- Extracted information:
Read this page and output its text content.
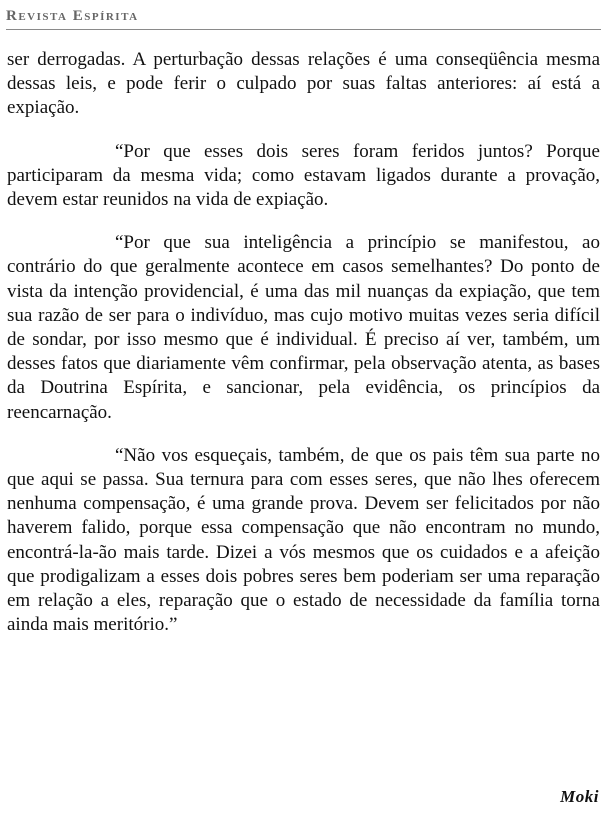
Revista Espírita

ser derrogadas. A perturbação dessas relações é uma conseqüência mesma dessas leis, e pode ferir o culpado por suas faltas anteriores: aí está a expiação.

“Por que esses dois seres foram feridos juntos? Porque participaram da mesma vida; como estavam ligados durante a provação, devem estar reunidos na vida de expiação.

“Por que sua inteligência a princípio se manifestou, ao contrário do que geralmente acontece em casos semelhantes? Do ponto de vista da intenção providencial, é uma das mil nuanças da expiação, que tem sua razão de ser para o indivíduo, mas cujo motivo muitas vezes seria difícil de sondar, por isso mesmo que é individual. É preciso aí ver, também, um desses fatos que diariamente vêm confirmar, pela observação atenta, as bases da Doutrina Espírita, e sancionar, pela evidência, os princípios da reencarnação.

“Não vos esqueçais, também, de que os pais têm sua parte no que aqui se passa. Sua ternura para com esses seres, que não lhes oferecem nenhuma compensação, é uma grande prova. Devem ser felicitados por não haverem falido, porque essa compensação que não encontram no mundo, encontrá-la-ão mais tarde. Dizei a vós mesmos que os cuidados e a afeição que prodigalizam a esses dois pobres seres bem poderiam ser uma reparação em relação a eles, reparação que o estado de necessidade da família torna ainda mais meritório.”

Moki
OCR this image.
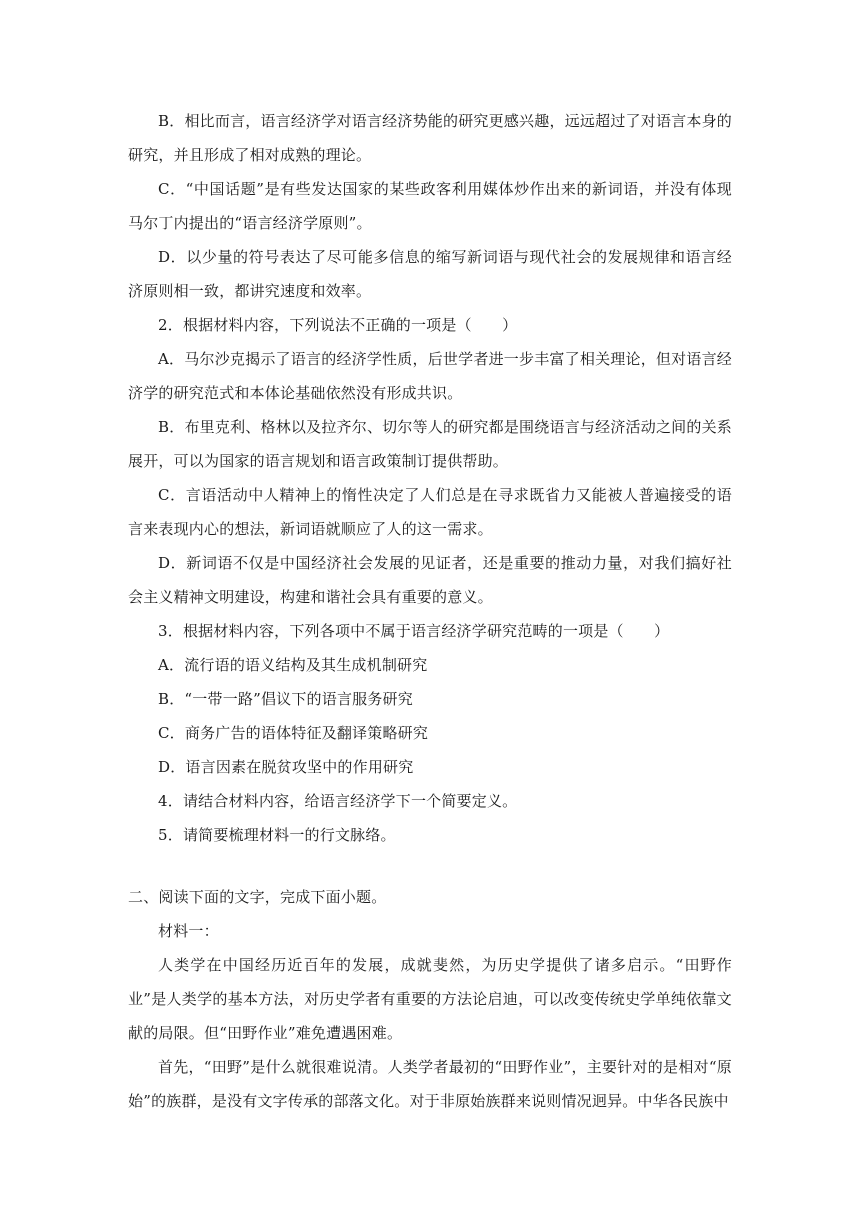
B．相比而言，语言经济学对语言经济势能的研究更感兴趣，远远超过了对语言本身的研究，并且形成了相对成熟的理论。

C．“中国话题”是有些发达国家的某些政客利用媒体炒作出来的新词语，并没有体现马尔丁内提出的“语言经济学原则”。

D．以少量的符号表达了尽可能多信息的缩写新词语与现代社会的发展规律和语言经济原则相一致，都讲究速度和效率。

2．根据材料内容，下列说法不正确的一项是（　　）

A．马尔沙克揭示了语言的经济学性质，后世学者进一步丰富了相关理论，但对语言经济学的研究范式和本体论基础依然没有形成共识。

B．布里克利、格林以及拉齐尔、切尔等人的研究都是围绕语言与经济活动之间的关系展开，可以为国家的语言规划和语言政策制订提供帮助。

C．言语活动中人精神上的惰性决定了人们总是在寻求既省力又能被人普遍接受的语言来表现内心的想法，新词语就顺应了人的这一需求。

D．新词语不仅是中国经济社会发展的见证者，还是重要的推动力量，对我们搞好社会主义精神文明建设，构建和谐社会具有重要的意义。

3．根据材料内容，下列各项中不属于语言经济学研究范畴的一项是（　　）

A．流行语的语义结构及其生成机制研究

B．“一带一路”倡议下的语言服务研究

C．商务广告的语体特征及翻译策略研究

D．语言因素在脱贫攻坚中的作用研究

4．请结合材料内容，给语言经济学下一个简要定义。

5．请简要梳理材料一的行文脉络。

二、阅读下面的文字，完成下面小题。

材料一：

人类学在中国经历近百年的发展，成就斐然，为历史学提供了诸多启示。“田野作业”是人类学的基本方法，对历史学者有重要的方法论启迪，可以改变传统史学单纯依靠文献的局限。但“田野作业”难免遭遇困难。

首先，“田野”是什么就很难说清。人类学者最初的“田野作业”，主要针对的是相对“原始”的族群，是没有文字传承的部落文化。对于非原始族群来说则情况迥异。中华各民族中
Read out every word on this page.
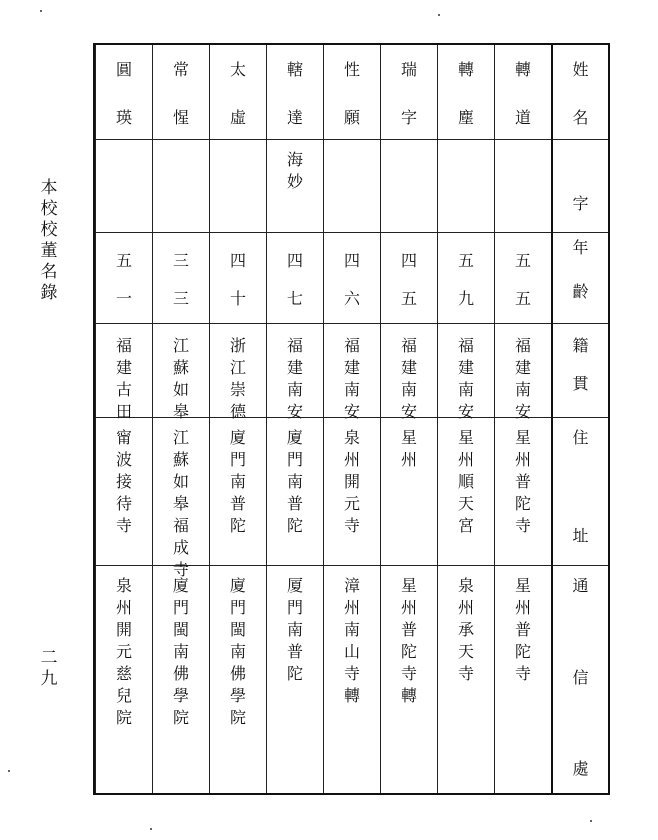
本校校董名錄
二九
圓
瑛
五
一
福建古田
甯波接待寺
泉州開元慈兒院
常
惺
三
三
江蘇如皋
江蘇如皋福成寺
廈門閩南佛學院
太
虛
四
十
浙江崇德
廈門南普陀
廈門閩南佛學院
轄
達
海妙
四
七
福建南安
廈門南普陀
厦門南普陀
性
願
四
六
福建南安
泉州開元寺
漳州南山寺轉
瑞
字
四
五
福建南安
星州
星州普陀寺轉
轉
塵
五
九
福建南安
星州順天宮
泉州承天寺
轉
道
五
五
福建南安
星州普陀寺
星州普陀寺
姓
名
字
年
齡
籍
貫
住
址
通
信
處
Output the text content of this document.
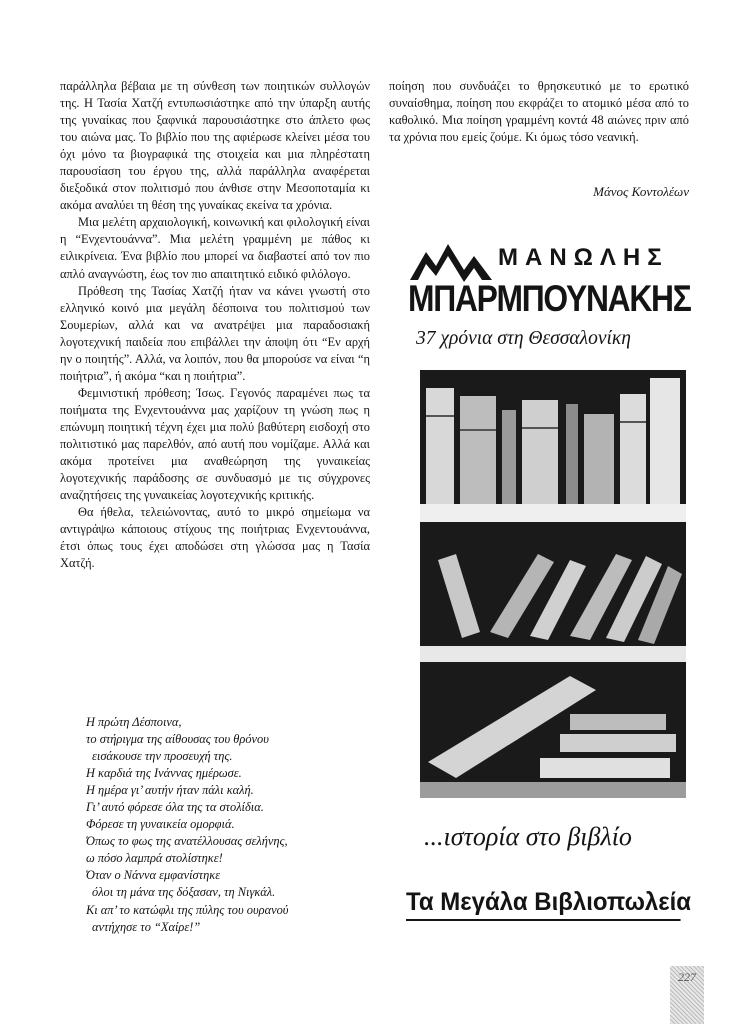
παράλληλα βέβαια με τη σύνθεση των ποιητικών συλλογών της. Η Τασία Χατζή εντυπωσιάστηκε από την ύπαρξη αυτής της γυναίκας που ξαφνικά παρουσιάστηκε στο άπλετο φως του αιώνα μας. Το βιβλίο που της αφιέρωσε κλείνει μέσα του όχι μόνο τα βιογραφικά της στοιχεία και μια πληρέστατη παρουσίαση του έργου της, αλλά παράλληλα αναφέρεται διεξοδικά στον πολιτισμό που άνθισε στην Μεσοποταμία κι ακόμα αναλύει τη θέση της γυναίκας εκείνα τα χρόνια.

Μια μελέτη αρχαιολογική, κοινωνική και φιλολογική είναι η “Ενχεντουάννα”. Μια μελέτη γραμμένη με πάθος κι ειλικρίνεια. Ένα βιβλίο που μπορεί να διαβαστεί από τον πιο απλό αναγνώστη, έως τον πιο απαιτητικό ειδικό φιλόλογο.

Πρόθεση της Τασίας Χατζή ήταν να κάνει γνωστή στο ελληνικό κοινό μια μεγάλη δέσποινα του πολιτισμού των Σουμερίων, αλλά και να ανατρέψει μια παραδοσιακή λογοτεχνική παιδεία που επιβάλλει την άποψη ότι “Εν αρχή ην ο ποιητής”. Αλλά, να λοιπόν, που θα μπορούσε να είναι “η ποιήτρια”, ή ακόμα “και η ποιήτρια”.

Φεμινιστική πρόθεση; Ίσως. Γεγονός παραμένει πως τα ποιήματα της Ενχεντουάννα μας χαρίζουν τη γνώση πως η επώνυμη ποιητική τέχνη έχει μια πολύ βαθύτερη εισδοχή στο πολιτιστικό μας παρελθόν, από αυτή που νομίζαμε. Αλλά και ακόμα προτείνει μια αναθεώρηση της γυναικείας λογοτεχνικής παράδοσης σε συνδυασμό με τις σύγχρονες αναζητήσεις της γυναικείας λογοτεχνικής κριτικής.

Θα ήθελα, τελειώνοντας, αυτό το μικρό σημείωμα να αντιγράψω κάποιους στίχους της ποιήτριας Ενχεντουάννα, έτσι όπως τους έχει αποδώσει στη γλώσσα μας η Τασία Χατζή.

Η πρώτη Δέσποινα,
το στήριγμα της αίθουσας του θρόνου
εισάκουσε την προσευχή της.
Η καρδιά της Ινάννας ημέρωσε.
Η ημέρα γι’ αυτήν ήταν πάλι καλή.
Γι’ αυτό φόρεσε όλα της τα στολίδια.
Φόρεσε τη γυναικεία ομορφιά.
Όπως το φως της ανατέλλουσας σελήνης,
ω πόσο λαμπρά στολίστηκε!
Όταν ο Νάννα εμφανίστηκε
όλοι τη μάνα της δόξασαν, τη Νιγκάλ.
Κι απ’ το κατώφλι της πύλης του ουρανού
αντήχησε το “Χαίρε!”

ποίηση που συνδυάζει το θρησκευτικό με το ερωτικό συναίσθημα, ποίηση που εκφράζει το ατομικό μέσα από το καθολικό. Μια ποίηση γραμμένη κοντά 48 αιώνες πριν από τα χρόνια που εμείς ζούμε. Κι όμως τόσο νεανική.

Μάνος Κοντολέων
ΜΑΝΩΛΗΣ
ΜΠΑΡΜΠΟΥΝΑΚΗΣ
37 χρόνια στη Θεσσαλονίκη
...ιστορία στο βιβλίο
Τα Μεγάλα Βιβλιοπωλεία
227
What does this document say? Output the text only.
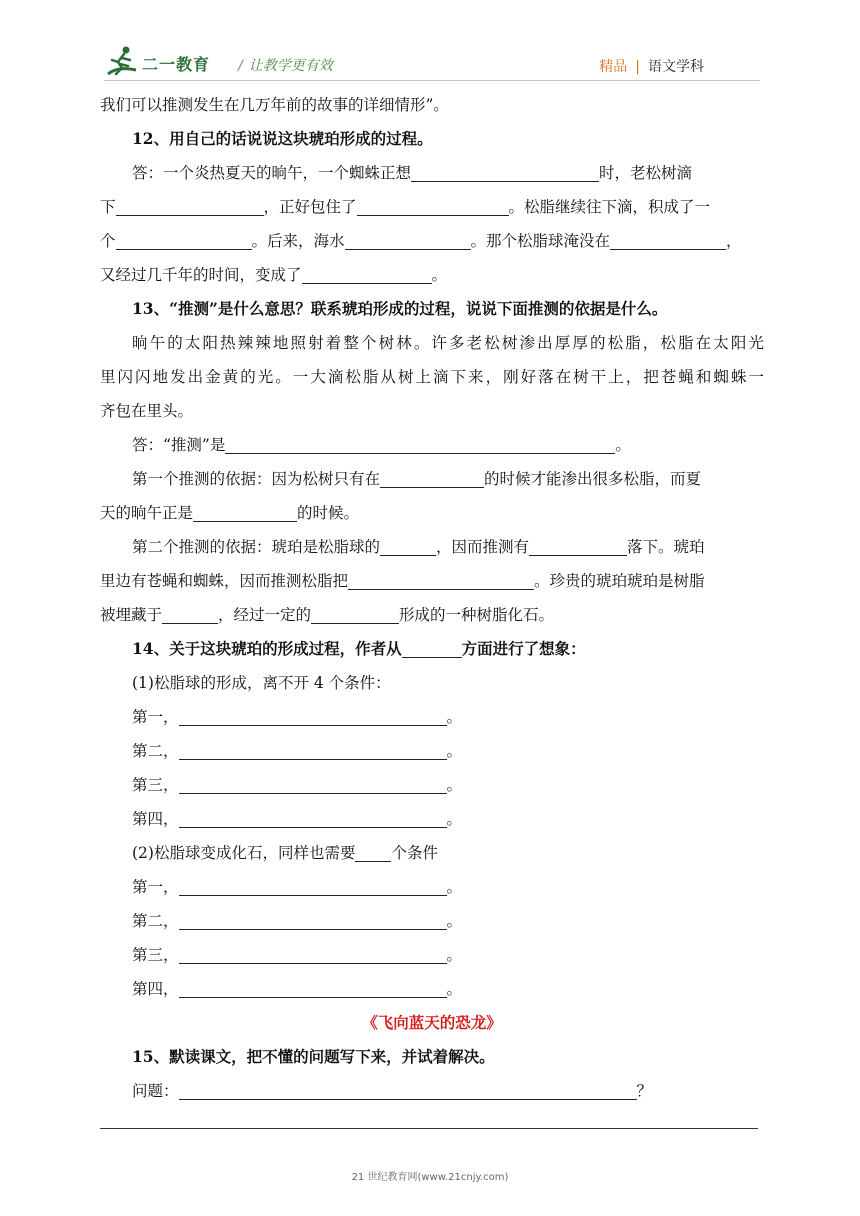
二一教育 / 让教学更有效	精品 | 语文学科
我们可以推测发生在几万年前的故事的详细情形”。
12、用自己的话说说这块琥珀形成的过程。
答：一个炎热夏天的晌午，一个蜘蛛正想	时，老松树滴
下	，正好包住了	。松脂继续往下滴，积成了一
个	。后来，海水	。那个松脂球淹没在	，
又经过几千年的时间，变成了	。
13、“推测”是什么意思？联系琥珀形成的过程，说说下面推测的依据是什么。
晌午的太阳热辣辣地照射着整个树林。许多老松树渗出厚厚的松脂，松脂在太阳光
里闪闪地发出金黄的光。一大滴松脂从树上滴下来，刚好落在树干上，把苍蝇和蜘蛛一
齐包在里头。
答：“推测”是	。
第一个推测的依据：因为松树只有在	的时候才能渗出很多松脂，而夏
天的晌午正是	的时候。
第二个推测的依据：琥珀是松脂球的	，因而推测有	落下。琥珀
里边有苍蝇和蜘蛛，因而推测松脂把	。珍贵的琥珀琥珀是树脂
被埋藏于	，经过一定的	形成的一种树脂化石。
14、关于这块琥珀的形成过程，作者从	方面进行了想象：
(1)松脂球的形成，离不开 4 个条件：
第一，	。
第二，	。
第三，	。
第四，	。
(2)松脂球变成化石，同样也需要 个条件
第一，	。
第二，	。
第三，	。
第四，	。
《飞向蓝天的恐龙》
15、默读课文，把不懂的问题写下来，并试着解决。
问题：	？
21 世纪教育网(www.21cnjy.com)
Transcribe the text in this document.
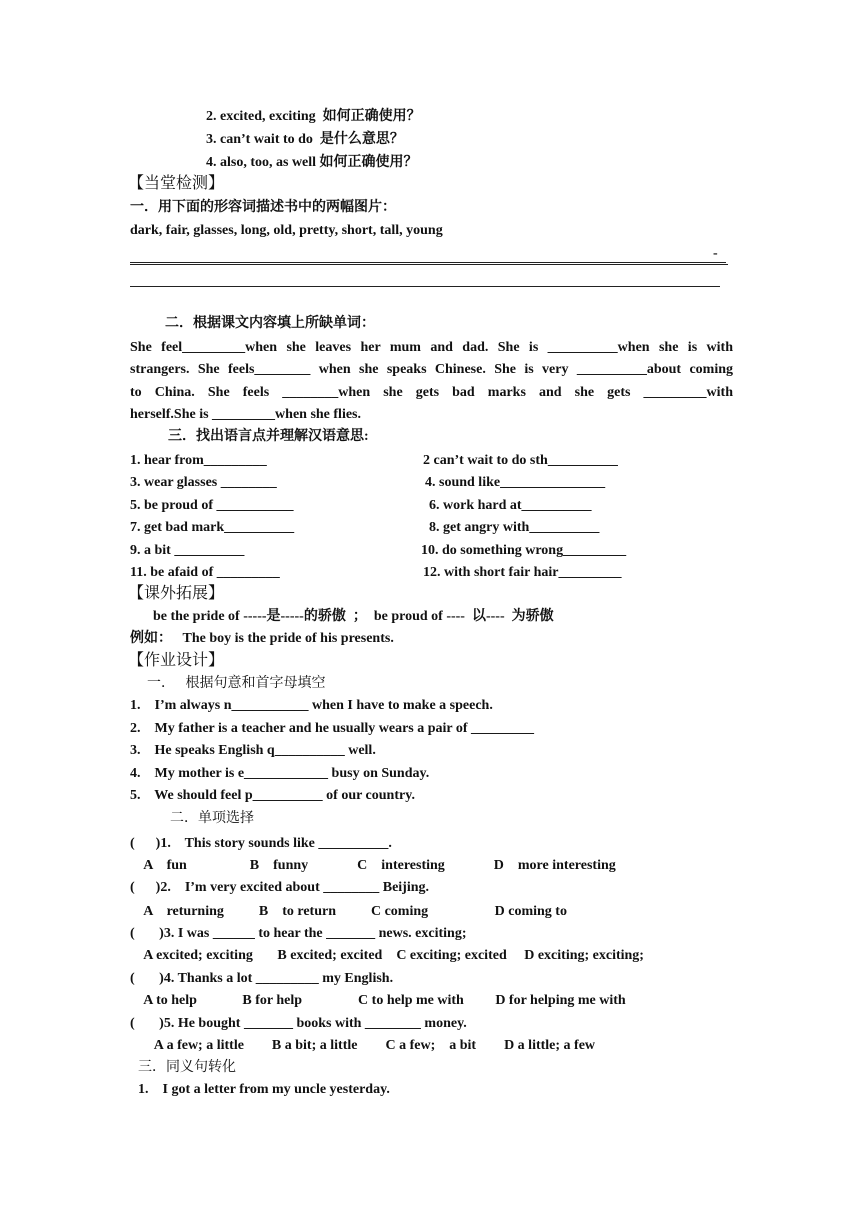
2. excited, exciting  如何正确使用？
3. can’t wait to do  是什么意思？
4. also, too, as well 如何正确使用？
【当堂检测】
一．用下面的形容词描述书中的两幅图片：
dark, fair, glasses, long, old, pretty, short, tall, young
-
二．根据课文内容填上所缺单词：
She feel_________when she leaves her mum and dad. She is __________when she is with
strangers. She feels________ when she speaks Chinese. She is very __________about coming
to China. She feels ________when she gets bad marks and she gets _________with
herself.She is _________when she flies.
三．找出语言点并理解汉语意思:
1. hear from_________	2 can’t wait to do sth__________
3. wear glasses ________	4. sound like_______________
5. be proud of ___________	6. work hard at__________
7. get bad mark__________	8. get angry with__________
9. a bit __________	10. do something wrong_________
11. be afaid of _________	12. with short fair hair_________
【课外拓展】
be the pride of -----是-----的骄傲  ；  be proud of ----  以----  为骄傲
例如：   The boy is the pride of his presents.
【作业设计】
一．   根据句意和首字母填空
1.    I’m always n___________ when I have to make a speech.
2.    My father is a teacher and he usually wears a pair of _________
3.    He speaks English q__________ well.
4.    My mother is e____________ busy on Sunday.
5.    We should feel p__________ of our country.
二．单项选择
(      )1.    This story sounds like __________.
A    fun                  B    funny              C    interesting              D    more interesting
(      )2.    I’m very excited about ________ Beijing.
A    returning          B    to return          C coming                   D coming to
(       )3. I was ______ to hear the _______ news. exciting;
A excited; exciting       B excited; excited    C exciting; excited     D exciting; exciting;
(       )4. Thanks a lot _________ my English.
A to help             B for help                C to help me with         D for helping me with
(       )5. He bought _______ books with ________ money.
A a few; a little        B a bit; a little        C a few;    a bit        D a little; a few
三．同义句转化
1.    I got a letter from my uncle yesterday.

- Problem requirements: Pull out all lines in the data above that include "ήταν".

- Finished task:
Πρόθεση της Τασίας Χατζή ήταν να κάνει γνωστή στο ελληνικό κοινό μια μεγάλη δέσποινα του πολιτισμού των Σουμερίων, αλλά και να ανατρέψει μια παραδοσιακή λογοτεχνική παιδεία που επιβάλλει την άποψη ότι “Εν αρχή ην ο ποιητής”. Αλλά, να λοιπόν, που θα μπορούσε να είναι “η ποιήτρια”, ή ακόμα “και η ποιήτρια”.
Η ημέρα γι’ αυτήν ήταν πάλι καλή.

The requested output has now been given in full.